• Short exercise
Give back the full listing, character for character, with no pictures.

• Information shown
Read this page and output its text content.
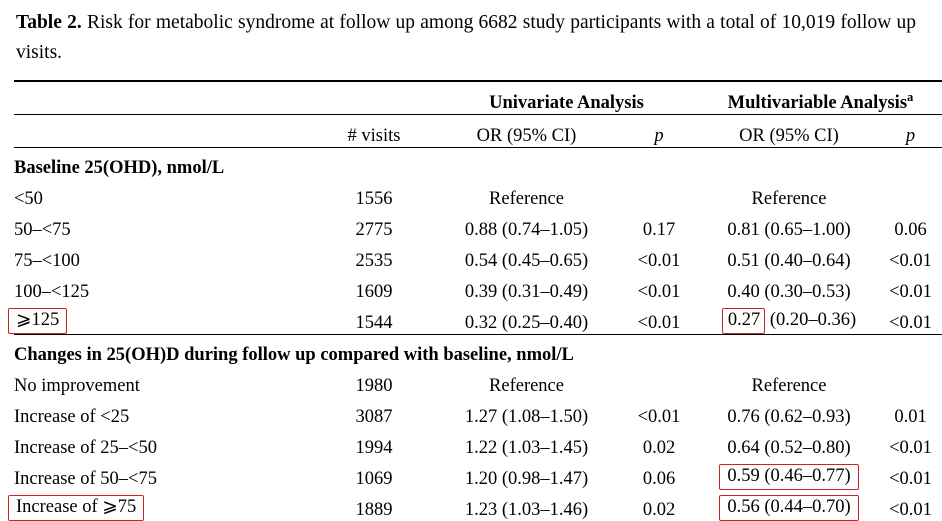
Table 2. Risk for metabolic syndrome at follow up among 6682 study participants with a total of 10,019 follow up visits.

		Univariate Analysis		Multivariable Analysis$^a$
	# visits	OR (95% CI)	p	OR (95% CI)	p
Baseline 25(OHD), nmol/L					
<50	1556	Reference		Reference	
50–<75	2775	0.88 (0.74–1.05)	0.17	0.81 (0.65–1.00)	0.06
75–<100	2535	0.54 (0.45–0.65)	<0.01	0.51 (0.40–0.64)	<0.01
100–<125	1609	0.39 (0.31–0.49)	<0.01	0.40 (0.30–0.53)	<0.01
⩾125	1544	0.32 (0.25–0.40)	<0.01	0.27 (0.20–0.36)	<0.01
Changes in 25(OH)D during follow up compared with baseline, nmol/L					
No improvement	1980	Reference		Reference	
Increase of <25	3087	1.27 (1.08–1.50)	<0.01	0.76 (0.62–0.93)	0.01
Increase of 25–<50	1994	1.22 (1.03–1.45)	0.02	0.64 (0.52–0.80)	<0.01
Increase of 50–<75	1069	1.20 (0.98–1.47)	0.06	0.59 (0.46–0.77)	<0.01
Increase of ⩾75	1889	1.23 (1.03–1.46)	0.02	0.56 (0.44–0.70)	<0.01
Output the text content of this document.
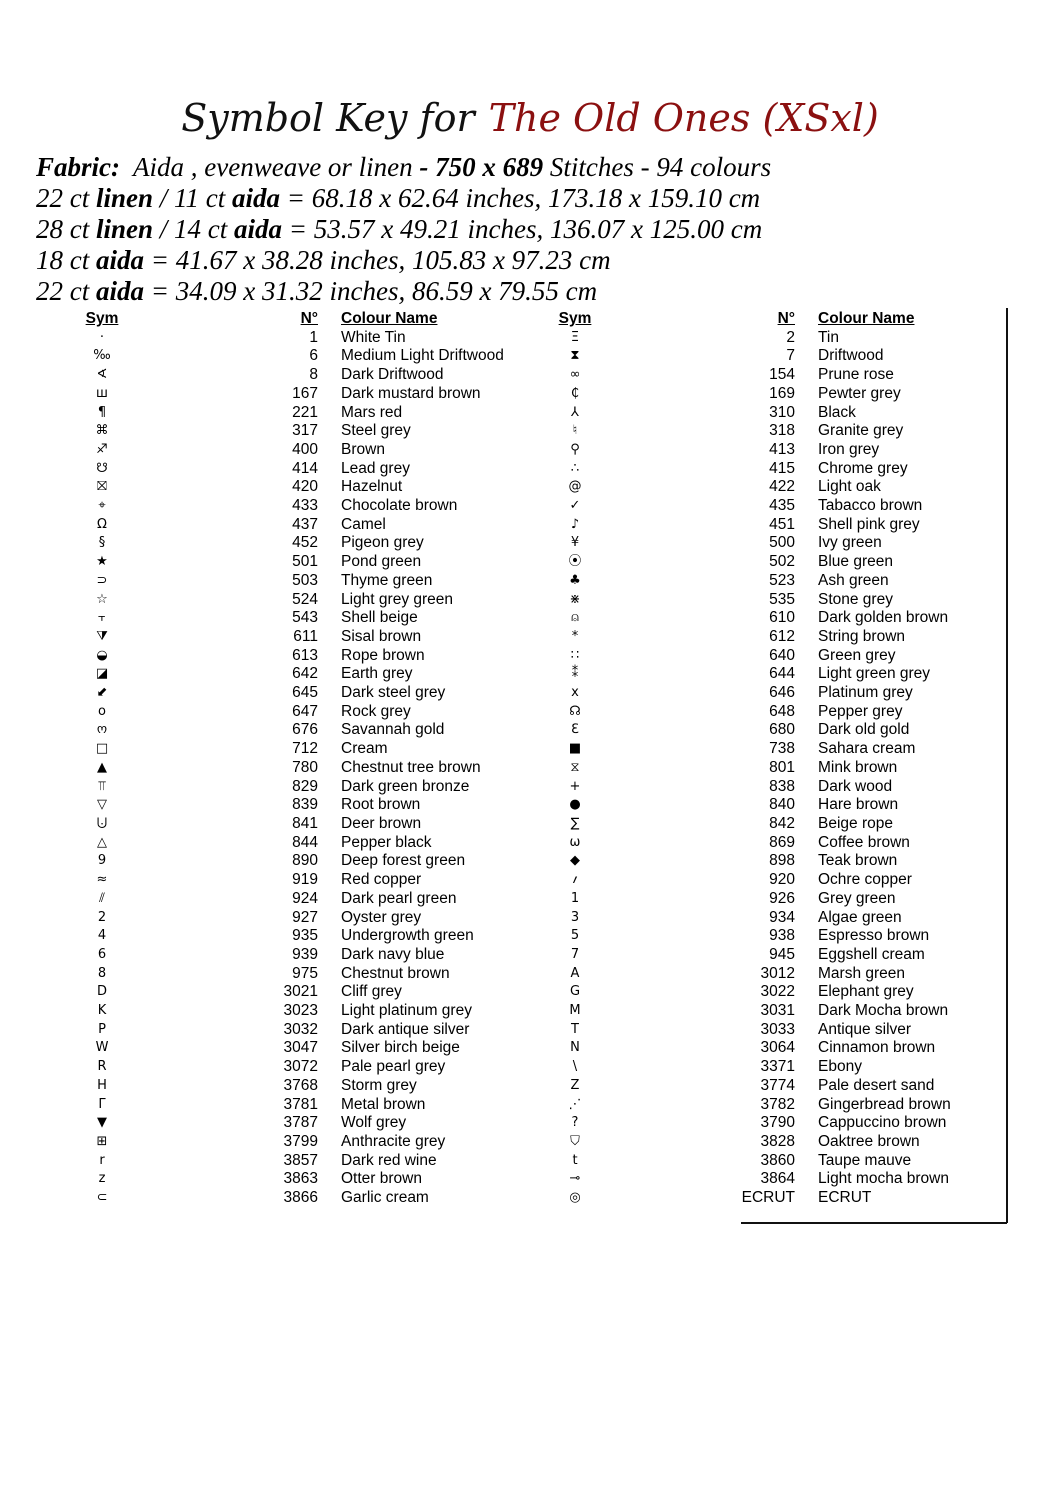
Symbol Key for The Old Ones (XSxl)
Fabric: Aida , evenweave or linen - 750 x 689 Stitches - 94 colours
22 ct linen / 11 ct aida = 68.18 x 62.64 inches, 173.18 x 159.10 cm
28 ct linen / 14 ct aida = 53.57 x 49.21 inches, 136.07 x 125.00 cm
18 ct aida = 41.67 x 38.28 inches, 105.83 x 97.23 cm
22 ct aida = 34.09 x 31.32 inches, 86.59 x 79.55 cm
Sym	N°	Colour Name
·	1	White Tin
‰	6	Medium Light Driftwood
∢	8	Dark Driftwood
ш	167	Dark mustard brown
¶	221	Mars red
⌘	317	Steel grey
♐	400	Brown
☋	414	Lead grey
⛝	420	Hazelnut
⌖	433	Chocolate brown
Ω	437	Camel
§	452	Pigeon grey
★	501	Pond green
⊃	503	Thyme green
☆	524	Light grey green
⫟	543	Shell beige
⧩	611	Sisal brown
◒	613	Rope brown
◪	642	Earth grey
⬋	645	Dark steel grey
o	647	Rock grey
ო	676	Savannah gold
□	712	Cream
▲	780	Chestnut tree brown
⫪	829	Dark green bronze
▽	839	Root brown
⨃	841	Deer brown
△	844	Pepper black
9	890	Deep forest green
≈	919	Red copper
⫽	924	Dark pearl green
2	927	Oyster grey
4	935	Undergrowth green
6	939	Dark navy blue
8	975	Chestnut brown
D	3021	Cliff grey
K	3023	Light platinum grey
P	3032	Dark antique silver
W	3047	Silver birch beige
R	3072	Pale pearl grey
H	3768	Storm grey
Γ	3781	Metal brown
▼	3787	Wolf grey
⊞	3799	Anthracite grey
r	3857	Dark red wine
z	3863	Otter brown
⊂	3866	Garlic cream
Sym	N°	Colour Name
Ξ	2	Tin
⧗	7	Driftwood
∞	154	Prune rose
₵	169	Pewter grey
⅄	310	Black
♮	318	Granite grey
⚲	413	Iron grey
∴	415	Chrome grey
@	422	Light oak
✓	435	Tabacco brown
♪	451	Shell pink grey
¥	500	Ivy green
⦿	502	Blue green
♣	523	Ash green
⋇	535	Stone grey
⍝	610	Dark golden brown
*	612	String brown
∷	640	Green grey
⁑	644	Light green grey
x	646	Platinum grey
☊	648	Pepper grey
ℇ	680	Dark old gold
■	738	Sahara cream
⧖	801	Mink brown
+	838	Dark wood
●	840	Hare brown
∑	842	Beige rope
ω	869	Coffee brown
◆	898	Teak brown
؍	920	Ochre copper
1	926	Grey green
3	934	Algae green
5	938	Espresso brown
7	945	Eggshell cream
A	3012	Marsh green
G	3022	Elephant grey
M	3031	Dark Mocha brown
T	3033	Antique silver
N	3064	Cinnamon brown
\	3371	Ebony
Z	3774	Pale desert sand
⋰	3782	Gingerbread brown
?	3790	Cappuccino brown
⛉	3828	Oaktree brown
t	3860	Taupe mauve
⊸	3864	Light mocha brown
◎	ECRUT	ECRUT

• Correct answer
Read this page and output its text content.
Table 2. Risk for metabolic syndrome at follow up among 6682 study participants with a total of 10,019 follow up visits.

		Univariate Analysis		Multivariable Analysis$^a$
	# visits	OR (95% CI)	p	OR (95% CI)	p
Baseline 25(OHD), nmol/L					
<50	1556	Reference		Reference	
50–<75	2775	0.88 (0.74–1.05)	0.17	0.81 (0.65–1.00)	0.06
75–<100	2535	0.54 (0.45–0.65)	<0.01	0.51 (0.40–0.64)	<0.01
100–<125	1609	0.39 (0.31–0.49)	<0.01	0.40 (0.30–0.53)	<0.01
⩾125	1544	0.32 (0.25–0.40)	<0.01	0.27 (0.20–0.36)	<0.01
Changes in 25(OH)D during follow up compared with baseline, nmol/L					
No improvement	1980	Reference		Reference	
Increase of <25	3087	1.27 (1.08–1.50)	<0.01	0.76 (0.62–0.93)	0.01
Increase of 25–<50	1994	1.22 (1.03–1.45)	0.02	0.64 (0.52–0.80)	<0.01
Increase of 50–<75	1069	1.20 (0.98–1.47)	0.06	0.59 (0.46–0.77)	<0.01
Increase of ⩾75	1889	1.23 (1.03–1.46)	0.02	0.56 (0.44–0.70)	<0.01
Output the text content of this document.
Symbol Key for The Old Ones (XSxl)
Fabric: Aida , evenweave or linen - 750 x 689 Stitches - 94 colours
22 ct linen / 11 ct aida = 68.18 x 62.64 inches, 173.18 x 159.10 cm
28 ct linen / 14 ct aida = 53.57 x 49.21 inches, 136.07 x 125.00 cm
18 ct aida = 41.67 x 38.28 inches, 105.83 x 97.23 cm
22 ct aida = 34.09 x 31.32 inches, 86.59 x 79.55 cm
Sym	N°	Colour Name
·	1	White Tin
‰	6	Medium Light Driftwood
∢	8	Dark Driftwood
ш	167	Dark mustard brown
¶	221	Mars red
⌘	317	Steel grey
♐	400	Brown
☋	414	Lead grey
⛝	420	Hazelnut
⌖	433	Chocolate brown
Ω	437	Camel
§	452	Pigeon grey
★	501	Pond green
⊃	503	Thyme green
☆	524	Light grey green
⫟	543	Shell beige
⧩	611	Sisal brown
◒	613	Rope brown
◪	642	Earth grey
⬋	645	Dark steel grey
o	647	Rock grey
ო	676	Savannah gold
□	712	Cream
▲	780	Chestnut tree brown
⫪	829	Dark green bronze
▽	839	Root brown
⨃	841	Deer brown
△	844	Pepper black
9	890	Deep forest green
≈	919	Red copper
⫽	924	Dark pearl green
2	927	Oyster grey
4	935	Undergrowth green
6	939	Dark navy blue
8	975	Chestnut brown
D	3021	Cliff grey
K	3023	Light platinum grey
P	3032	Dark antique silver
W	3047	Silver birch beige
R	3072	Pale pearl grey
H	3768	Storm grey
Γ	3781	Metal brown
▼	3787	Wolf grey
⊞	3799	Anthracite grey
r	3857	Dark red wine
z	3863	Otter brown
⊂	3866	Garlic cream
Sym	N°	Colour Name
Ξ	2	Tin
⧗	7	Driftwood
∞	154	Prune rose
₵	169	Pewter grey
⅄	310	Black
♮	318	Granite grey
⚲	413	Iron grey
∴	415	Chrome grey
@	422	Light oak
✓	435	Tabacco brown
♪	451	Shell pink grey
¥	500	Ivy green
⦿	502	Blue green
♣	523	Ash green
⋇	535	Stone grey
⍝	610	Dark golden brown
*	612	String brown
∷	640	Green grey
⁑	644	Light green grey
x	646	Platinum grey
☊	648	Pepper grey
ℇ	680	Dark old gold
■	738	Sahara cream
⧖	801	Mink brown
+	838	Dark wood
●	840	Hare brown
∑	842	Beige rope
ω	869	Coffee brown
◆	898	Teak brown
؍	920	Ochre copper
1	926	Grey green
3	934	Algae green
5	938	Espresso brown
7	945	Eggshell cream
A	3012	Marsh green
G	3022	Elephant grey
M	3031	Dark Mocha brown
T	3033	Antique silver
N	3064	Cinnamon brown
\	3371	Ebony
Z	3774	Pale desert sand
⋰	3782	Gingerbread brown
?	3790	Cappuccino brown
⛉	3828	Oaktree brown
t	3860	Taupe mauve
⊸	3864	Light mocha brown
◎	ECRUT	ECRUT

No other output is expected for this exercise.